### Provided data

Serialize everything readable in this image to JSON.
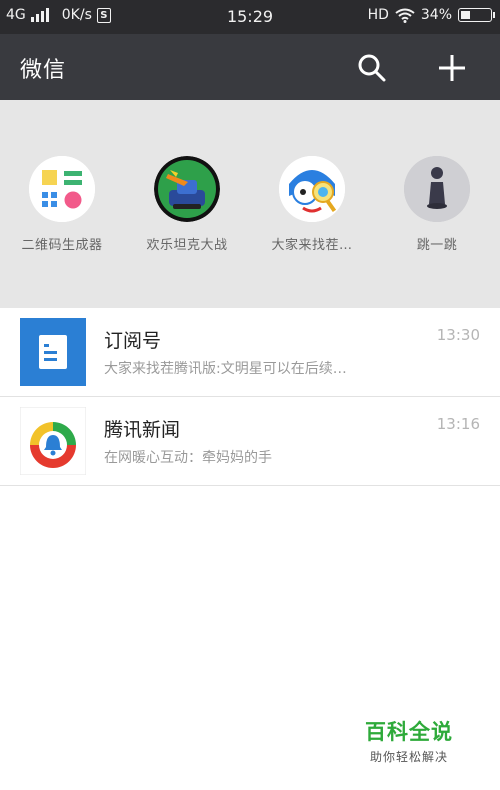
{
  "status_bar": {
    "network": "4G",
    "speed": "0K/s",
    "s_badge": "S",
    "time": "15:29",
    "hd": "HD",
    "battery": "34%",
    "battery_level": 0.34
  },
  "header": {
    "title": "微信",
    "search_icon": "search-icon",
    "add_icon": "plus-icon"
  },
  "mini_apps": [
    {
      "label": "二维码生成器",
      "icon": "qr-generator-icon"
    },
    {
      "label": "欢乐坦克大战",
      "icon": "tank-battle-icon"
    },
    {
      "label": "大家来找茬…",
      "icon": "find-difference-icon"
    },
    {
      "label": "跳一跳",
      "icon": "jump-jump-icon"
    }
  ],
  "chats": [
    {
      "name": "订阅号",
      "time": "13:30",
      "preview": "大家来找茬腾讯版:文明星可以在后续…",
      "icon": "subscription-icon"
    },
    {
      "name": "腾讯新闻",
      "time": "13:16",
      "preview": "在网暖心互动：牵妈妈的手",
      "icon": "tencent-news-icon"
    }
  ],
  "watermark": {
    "title": "百科全说",
    "subtitle": "助你轻松解决"
  },
  "colors": {
    "status_bar": "#2b2b2e",
    "title_bar": "#393a3f",
    "apps_background": "#e6e6e6",
    "subscription_blue": "#2b7fd4",
    "watermark_green": "#2eaa3a"
  }
}
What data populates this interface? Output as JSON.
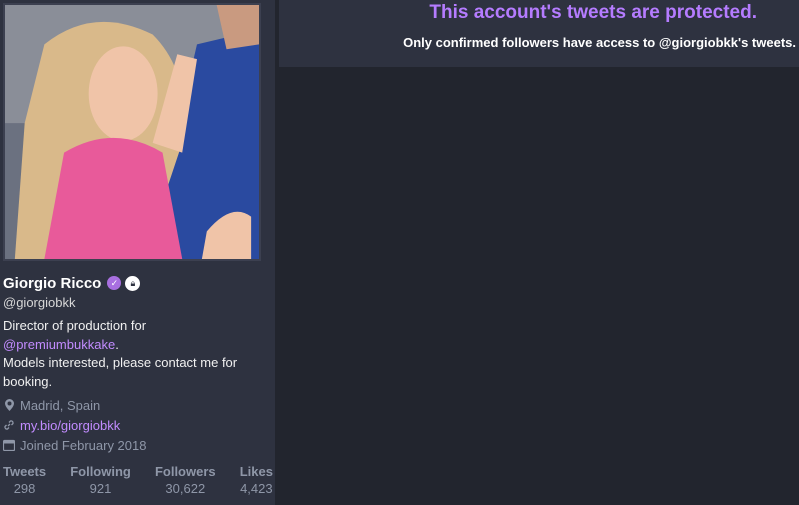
{
  "profile": {
    "fullname": "Giorgio Ricco",
    "handle": "@giorgiobkk",
    "bio_line1": "Director of production for",
    "bio_mention": "@premiumbukkake",
    "bio_after_mention": ".",
    "bio_line2": "Models interested, please contact me for booking.",
    "location": "Madrid, Spain",
    "website": "my.bio/giorgiobkk",
    "joined": "Joined February 2018"
  },
  "stats": [
    {
      "label": "Tweets",
      "value": "298"
    },
    {
      "label": "Following",
      "value": "921"
    },
    {
      "label": "Followers",
      "value": "30,622"
    },
    {
      "label": "Likes",
      "value": "4,423"
    }
  ],
  "protected": {
    "title": "This account's tweets are protected.",
    "subtitle": "Only confirmed followers have access to @giorgiobkk's tweets."
  },
  "icons": {
    "verified": "verified-icon",
    "lock": "lock-icon",
    "location": "location-pin-icon",
    "link": "link-icon",
    "calendar": "calendar-icon"
  },
  "colors": {
    "accent": "#b57cff",
    "link": "#c28cff",
    "sidebar_bg": "#2e3240",
    "page_bg": "#22252e",
    "muted": "#8f97a8"
  }
}
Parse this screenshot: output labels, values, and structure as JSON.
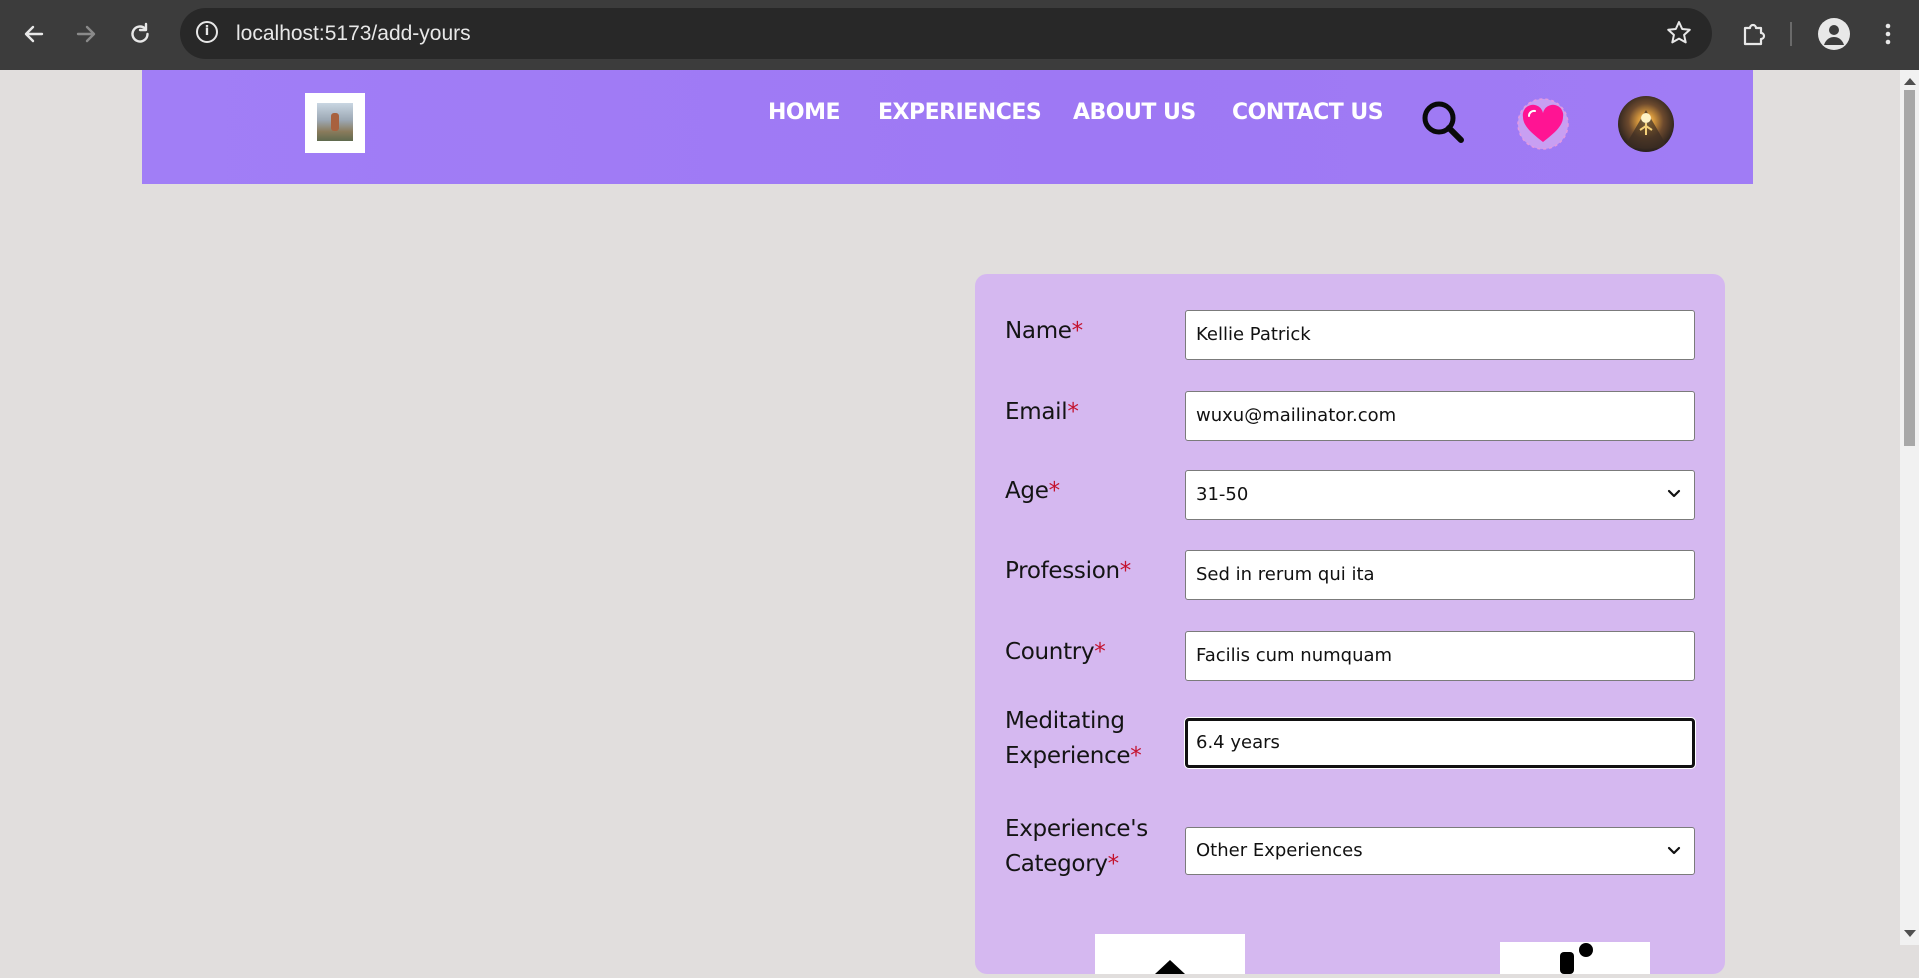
{
  "browser": {
    "url": "localhost:5173/add-yours",
    "icons": {
      "back": "arrow-left-icon",
      "forward": "arrow-right-icon",
      "reload": "reload-icon",
      "site_info": "info-icon",
      "bookmark": "star-icon",
      "extensions": "puzzle-icon",
      "profile": "person-icon",
      "menu": "kebab-menu-icon"
    }
  },
  "header": {
    "nav": {
      "home": "HOME",
      "experiences": "EXPERIENCES",
      "about": "ABOUT US",
      "contact": "CONTACT US"
    },
    "icons": {
      "search": "search-icon",
      "favorites": "heart-icon",
      "profile": "avatar"
    },
    "colors": {
      "header_bg": "#a07cf5",
      "heart": "#ff1493"
    }
  },
  "form": {
    "required_marker": "*",
    "fields": {
      "name": {
        "label": "Name",
        "value": "Kellie Patrick"
      },
      "email": {
        "label": "Email",
        "value": "wuxu@mailinator.com"
      },
      "age": {
        "label": "Age",
        "value": "31-50"
      },
      "profession": {
        "label": "Profession",
        "value": "Sed in rerum qui ita"
      },
      "country": {
        "label": "Country",
        "value": "Facilis cum numquam"
      },
      "meditating": {
        "label_line1": "Meditating",
        "label_line2": "Experience",
        "value": "6.4 years"
      },
      "category": {
        "label_line1": "Experience's",
        "label_line2": "Category",
        "value": "Other Experiences"
      }
    },
    "colors": {
      "card_bg": "#d5b8f0",
      "required": "#c4122e"
    }
  }
}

######

▶ **The task**
Pictures are excluded; copy all other data exactly as shown.

▶ **Solved exercise**
Serialize everything readable in this image to JSON.
{
  "status_bar": {
    "network": "4G",
    "speed": "0K/s",
    "s_badge": "S",
    "time": "15:29",
    "hd": "HD",
    "battery": "34%",
    "battery_level": 0.34
  },
  "header": {
    "title": "微信",
    "search_icon": "search-icon",
    "add_icon": "plus-icon"
  },
  "mini_apps": [
    {
      "label": "二维码生成器",
      "icon": "qr-generator-icon"
    },
    {
      "label": "欢乐坦克大战",
      "icon": "tank-battle-icon"
    },
    {
      "label": "大家来找茬…",
      "icon": "find-difference-icon"
    },
    {
      "label": "跳一跳",
      "icon": "jump-jump-icon"
    }
  ],
  "chats": [
    {
      "name": "订阅号",
      "time": "13:30",
      "preview": "大家来找茬腾讯版:文明星可以在后续…",
      "icon": "subscription-icon"
    },
    {
      "name": "腾讯新闻",
      "time": "13:16",
      "preview": "在网暖心互动：牵妈妈的手",
      "icon": "tencent-news-icon"
    }
  ],
  "watermark": {
    "title": "百科全说",
    "subtitle": "助你轻松解决"
  },
  "colors": {
    "status_bar": "#2b2b2e",
    "title_bar": "#393a3f",
    "apps_background": "#e6e6e6",
    "subscription_blue": "#2b7fd4",
    "watermark_green": "#2eaa3a"
  }
}
What data populates this interface? Output as JSON.
{
  "profile": {
    "fullname": "Giorgio Ricco",
    "handle": "@giorgiobkk",
    "bio_line1": "Director of production for",
    "bio_mention": "@premiumbukkake",
    "bio_after_mention": ".",
    "bio_line2": "Models interested, please contact me for booking.",
    "location": "Madrid, Spain",
    "website": "my.bio/giorgiobkk",
    "joined": "Joined February 2018"
  },
  "stats": [
    {
      "label": "Tweets",
      "value": "298"
    },
    {
      "label": "Following",
      "value": "921"
    },
    {
      "label": "Followers",
      "value": "30,622"
    },
    {
      "label": "Likes",
      "value": "4,423"
    }
  ],
  "protected": {
    "title": "This account's tweets are protected.",
    "subtitle": "Only confirmed followers have access to @giorgiobkk's tweets."
  },
  "icons": {
    "verified": "verified-icon",
    "lock": "lock-icon",
    "location": "location-pin-icon",
    "link": "link-icon",
    "calendar": "calendar-icon"
  },
  "colors": {
    "accent": "#b57cff",
    "link": "#c28cff",
    "sidebar_bg": "#2e3240",
    "page_bg": "#22252e",
    "muted": "#8f97a8"
  }
}
Parse this screenshot: output labels, values, and structure as JSON.
{
  "browser": {
    "url": "localhost:5173/add-yours",
    "icons": {
      "back": "arrow-left-icon",
      "forward": "arrow-right-icon",
      "reload": "reload-icon",
      "site_info": "info-icon",
      "bookmark": "star-icon",
      "extensions": "puzzle-icon",
      "profile": "person-icon",
      "menu": "kebab-menu-icon"
    }
  },
  "header": {
    "nav": {
      "home": "HOME",
      "experiences": "EXPERIENCES",
      "about": "ABOUT US",
      "contact": "CONTACT US"
    },
    "icons": {
      "search": "search-icon",
      "favorites": "heart-icon",
      "profile": "avatar"
    },
    "colors": {
      "header_bg": "#a07cf5",
      "heart": "#ff1493"
    }
  },
  "form": {
    "required_marker": "*",
    "fields": {
      "name": {
        "label": "Name",
        "value": "Kellie Patrick"
      },
      "email": {
        "label": "Email",
        "value": "wuxu@mailinator.com"
      },
      "age": {
        "label": "Age",
        "value": "31-50"
      },
      "profession": {
        "label": "Profession",
        "value": "Sed in rerum qui ita"
      },
      "country": {
        "label": "Country",
        "value": "Facilis cum numquam"
      },
      "meditating": {
        "label_line1": "Meditating",
        "label_line2": "Experience",
        "value": "6.4 years"
      },
      "category": {
        "label_line1": "Experience's",
        "label_line2": "Category",
        "value": "Other Experiences"
      }
    },
    "colors": {
      "card_bg": "#d5b8f0",
      "required": "#c4122e"
    }
  }
}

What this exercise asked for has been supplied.